Of the lines in this material, how many contain "name"? Answer with a single number only.

[Data entries for graphics]
..........

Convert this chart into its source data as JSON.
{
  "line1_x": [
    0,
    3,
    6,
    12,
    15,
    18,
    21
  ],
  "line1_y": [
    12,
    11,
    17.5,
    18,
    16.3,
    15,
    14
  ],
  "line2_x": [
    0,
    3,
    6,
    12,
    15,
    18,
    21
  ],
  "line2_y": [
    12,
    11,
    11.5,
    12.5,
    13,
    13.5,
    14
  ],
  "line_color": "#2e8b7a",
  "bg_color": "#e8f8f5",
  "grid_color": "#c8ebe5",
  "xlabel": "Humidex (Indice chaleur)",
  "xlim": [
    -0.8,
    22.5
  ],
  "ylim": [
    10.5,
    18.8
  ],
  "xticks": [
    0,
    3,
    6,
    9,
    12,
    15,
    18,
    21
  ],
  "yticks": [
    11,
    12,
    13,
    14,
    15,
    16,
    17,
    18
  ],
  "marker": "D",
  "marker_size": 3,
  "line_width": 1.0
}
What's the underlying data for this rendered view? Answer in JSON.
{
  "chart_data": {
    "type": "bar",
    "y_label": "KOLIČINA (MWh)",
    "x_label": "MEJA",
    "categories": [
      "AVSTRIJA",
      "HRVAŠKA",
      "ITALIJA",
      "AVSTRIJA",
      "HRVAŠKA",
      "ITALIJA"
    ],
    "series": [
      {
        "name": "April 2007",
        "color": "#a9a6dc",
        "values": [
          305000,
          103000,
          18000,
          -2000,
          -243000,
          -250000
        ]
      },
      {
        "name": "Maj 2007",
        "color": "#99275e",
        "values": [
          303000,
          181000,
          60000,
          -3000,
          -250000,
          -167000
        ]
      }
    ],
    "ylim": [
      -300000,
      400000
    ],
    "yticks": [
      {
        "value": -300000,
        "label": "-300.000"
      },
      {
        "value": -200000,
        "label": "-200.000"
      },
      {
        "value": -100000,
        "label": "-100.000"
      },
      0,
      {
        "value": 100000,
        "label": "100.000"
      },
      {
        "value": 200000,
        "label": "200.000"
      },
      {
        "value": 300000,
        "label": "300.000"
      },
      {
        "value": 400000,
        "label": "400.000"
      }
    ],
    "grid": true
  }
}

..........

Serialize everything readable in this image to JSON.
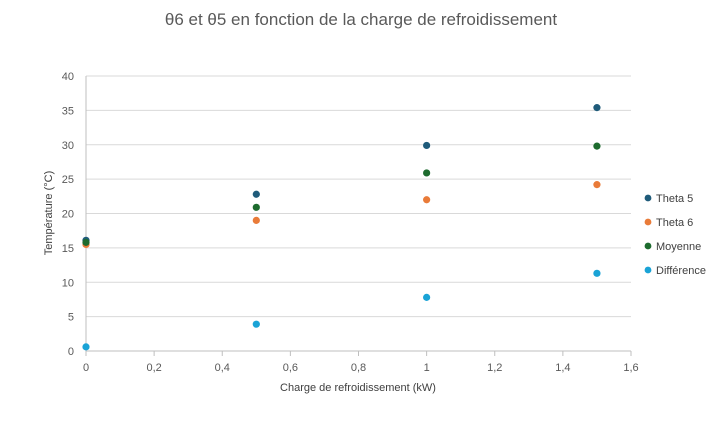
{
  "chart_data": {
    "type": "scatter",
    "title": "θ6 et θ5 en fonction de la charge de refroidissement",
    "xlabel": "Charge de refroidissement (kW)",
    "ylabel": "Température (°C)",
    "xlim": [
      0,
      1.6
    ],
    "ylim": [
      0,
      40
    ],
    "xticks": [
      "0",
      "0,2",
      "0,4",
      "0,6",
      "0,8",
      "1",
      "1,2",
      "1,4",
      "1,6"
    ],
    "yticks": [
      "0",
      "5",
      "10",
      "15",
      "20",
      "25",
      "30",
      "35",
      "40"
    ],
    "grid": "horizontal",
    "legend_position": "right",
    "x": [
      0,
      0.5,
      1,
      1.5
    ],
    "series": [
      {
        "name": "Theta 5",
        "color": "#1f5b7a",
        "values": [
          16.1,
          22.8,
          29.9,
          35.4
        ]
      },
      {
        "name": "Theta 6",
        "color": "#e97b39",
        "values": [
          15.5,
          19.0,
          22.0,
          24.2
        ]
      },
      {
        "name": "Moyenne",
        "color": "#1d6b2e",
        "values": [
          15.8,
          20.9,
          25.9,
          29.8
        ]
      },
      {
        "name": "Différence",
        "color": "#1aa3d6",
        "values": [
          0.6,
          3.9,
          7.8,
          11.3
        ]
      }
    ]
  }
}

..........

* **EXERCISE RESPONSE**
6